→ Information supplied

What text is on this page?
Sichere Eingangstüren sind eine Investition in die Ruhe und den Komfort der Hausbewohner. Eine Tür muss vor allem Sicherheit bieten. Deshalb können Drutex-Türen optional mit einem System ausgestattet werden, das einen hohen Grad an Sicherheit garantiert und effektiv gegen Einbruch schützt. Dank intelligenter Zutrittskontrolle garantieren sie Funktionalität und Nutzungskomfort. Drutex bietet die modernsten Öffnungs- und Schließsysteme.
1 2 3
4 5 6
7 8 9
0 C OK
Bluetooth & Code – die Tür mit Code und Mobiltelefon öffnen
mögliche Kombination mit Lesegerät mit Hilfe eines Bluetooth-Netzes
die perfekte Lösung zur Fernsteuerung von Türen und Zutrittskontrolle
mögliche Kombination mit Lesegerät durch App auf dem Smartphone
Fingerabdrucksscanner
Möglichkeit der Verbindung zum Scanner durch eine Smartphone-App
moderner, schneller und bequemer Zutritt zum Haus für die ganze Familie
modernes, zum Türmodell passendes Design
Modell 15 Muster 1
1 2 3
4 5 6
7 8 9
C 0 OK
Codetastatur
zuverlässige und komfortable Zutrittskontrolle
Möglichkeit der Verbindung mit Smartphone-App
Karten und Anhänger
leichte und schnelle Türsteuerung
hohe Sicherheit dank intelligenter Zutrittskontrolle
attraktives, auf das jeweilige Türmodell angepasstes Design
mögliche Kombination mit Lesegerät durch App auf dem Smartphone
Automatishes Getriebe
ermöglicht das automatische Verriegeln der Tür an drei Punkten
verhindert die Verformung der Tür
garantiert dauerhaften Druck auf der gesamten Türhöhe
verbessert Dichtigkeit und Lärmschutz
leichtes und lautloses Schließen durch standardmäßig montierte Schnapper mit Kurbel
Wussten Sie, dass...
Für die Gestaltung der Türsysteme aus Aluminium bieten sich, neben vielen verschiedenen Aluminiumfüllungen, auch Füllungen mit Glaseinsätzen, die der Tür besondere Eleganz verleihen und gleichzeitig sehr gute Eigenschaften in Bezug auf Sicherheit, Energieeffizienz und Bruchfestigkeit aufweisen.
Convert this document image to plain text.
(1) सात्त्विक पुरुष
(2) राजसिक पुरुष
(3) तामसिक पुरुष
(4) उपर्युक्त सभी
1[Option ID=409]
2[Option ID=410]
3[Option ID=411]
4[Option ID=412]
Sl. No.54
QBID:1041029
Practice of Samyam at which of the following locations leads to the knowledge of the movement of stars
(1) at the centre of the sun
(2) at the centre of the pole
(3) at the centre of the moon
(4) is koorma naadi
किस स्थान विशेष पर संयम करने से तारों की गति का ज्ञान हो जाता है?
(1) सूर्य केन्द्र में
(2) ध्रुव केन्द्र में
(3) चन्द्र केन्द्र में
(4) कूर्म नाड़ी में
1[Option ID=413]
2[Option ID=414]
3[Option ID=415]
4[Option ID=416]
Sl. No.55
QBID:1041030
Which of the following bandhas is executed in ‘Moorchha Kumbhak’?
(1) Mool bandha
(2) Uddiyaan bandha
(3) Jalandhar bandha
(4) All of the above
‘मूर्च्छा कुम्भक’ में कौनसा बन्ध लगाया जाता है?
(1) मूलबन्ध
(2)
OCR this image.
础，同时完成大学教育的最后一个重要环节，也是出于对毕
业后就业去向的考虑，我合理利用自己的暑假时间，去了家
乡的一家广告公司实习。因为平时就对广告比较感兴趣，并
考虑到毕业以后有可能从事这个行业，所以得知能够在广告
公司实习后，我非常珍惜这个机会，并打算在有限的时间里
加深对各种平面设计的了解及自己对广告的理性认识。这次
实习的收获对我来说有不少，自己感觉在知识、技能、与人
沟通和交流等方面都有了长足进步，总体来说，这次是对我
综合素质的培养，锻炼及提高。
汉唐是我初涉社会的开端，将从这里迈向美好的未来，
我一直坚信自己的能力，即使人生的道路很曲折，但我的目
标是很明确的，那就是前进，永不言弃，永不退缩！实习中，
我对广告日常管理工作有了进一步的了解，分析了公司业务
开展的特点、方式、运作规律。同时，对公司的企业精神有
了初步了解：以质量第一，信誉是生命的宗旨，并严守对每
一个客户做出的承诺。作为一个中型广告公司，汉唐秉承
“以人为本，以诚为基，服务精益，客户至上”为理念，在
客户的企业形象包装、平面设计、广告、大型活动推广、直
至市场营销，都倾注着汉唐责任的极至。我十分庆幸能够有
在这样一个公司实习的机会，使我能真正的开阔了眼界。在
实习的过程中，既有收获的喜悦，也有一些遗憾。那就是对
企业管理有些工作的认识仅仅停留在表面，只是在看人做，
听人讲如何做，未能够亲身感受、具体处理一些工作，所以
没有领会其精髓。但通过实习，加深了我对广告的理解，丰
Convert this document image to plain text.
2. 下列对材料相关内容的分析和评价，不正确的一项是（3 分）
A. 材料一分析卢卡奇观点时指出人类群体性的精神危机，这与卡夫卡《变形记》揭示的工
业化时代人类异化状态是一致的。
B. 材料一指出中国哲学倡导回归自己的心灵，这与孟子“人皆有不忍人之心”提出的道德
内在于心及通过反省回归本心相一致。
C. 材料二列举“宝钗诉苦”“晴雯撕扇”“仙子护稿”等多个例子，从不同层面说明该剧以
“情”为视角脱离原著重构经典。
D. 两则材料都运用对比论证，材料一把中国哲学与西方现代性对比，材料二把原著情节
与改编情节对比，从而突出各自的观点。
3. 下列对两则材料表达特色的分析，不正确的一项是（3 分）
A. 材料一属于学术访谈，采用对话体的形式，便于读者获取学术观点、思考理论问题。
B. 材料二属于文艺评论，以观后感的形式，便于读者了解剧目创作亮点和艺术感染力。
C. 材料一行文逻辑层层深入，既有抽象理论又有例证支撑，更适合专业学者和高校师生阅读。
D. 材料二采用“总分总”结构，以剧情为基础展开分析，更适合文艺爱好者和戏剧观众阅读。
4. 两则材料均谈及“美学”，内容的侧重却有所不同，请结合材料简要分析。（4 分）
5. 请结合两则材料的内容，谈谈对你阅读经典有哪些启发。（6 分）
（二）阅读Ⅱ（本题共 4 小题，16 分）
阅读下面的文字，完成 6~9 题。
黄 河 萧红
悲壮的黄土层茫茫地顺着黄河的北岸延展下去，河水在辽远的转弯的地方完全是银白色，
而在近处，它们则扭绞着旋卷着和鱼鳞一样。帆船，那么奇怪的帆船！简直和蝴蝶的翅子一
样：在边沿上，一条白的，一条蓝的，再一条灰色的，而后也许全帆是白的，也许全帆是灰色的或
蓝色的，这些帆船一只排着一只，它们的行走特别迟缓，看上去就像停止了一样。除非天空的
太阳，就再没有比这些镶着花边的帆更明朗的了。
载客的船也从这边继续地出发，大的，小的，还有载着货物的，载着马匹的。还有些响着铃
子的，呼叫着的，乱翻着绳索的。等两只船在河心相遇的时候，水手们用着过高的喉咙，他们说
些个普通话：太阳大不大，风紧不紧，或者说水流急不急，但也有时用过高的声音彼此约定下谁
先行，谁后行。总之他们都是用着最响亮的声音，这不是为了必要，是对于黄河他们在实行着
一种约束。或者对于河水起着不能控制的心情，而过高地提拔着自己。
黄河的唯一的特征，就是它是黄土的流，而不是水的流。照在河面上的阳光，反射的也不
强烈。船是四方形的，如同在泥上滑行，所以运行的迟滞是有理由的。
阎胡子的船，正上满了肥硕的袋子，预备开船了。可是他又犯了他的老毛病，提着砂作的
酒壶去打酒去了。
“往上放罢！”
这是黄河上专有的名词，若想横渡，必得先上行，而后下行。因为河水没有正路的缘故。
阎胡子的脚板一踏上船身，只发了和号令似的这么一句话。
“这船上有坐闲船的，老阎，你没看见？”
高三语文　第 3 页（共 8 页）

→ Exercise description
Take each line of the material that contains the word "Türmodell" and list it.

→ Exercise solution
modernes, zum Türmodell passendes Design
attraktives, auf das jeweilige Türmodell angepasstes Design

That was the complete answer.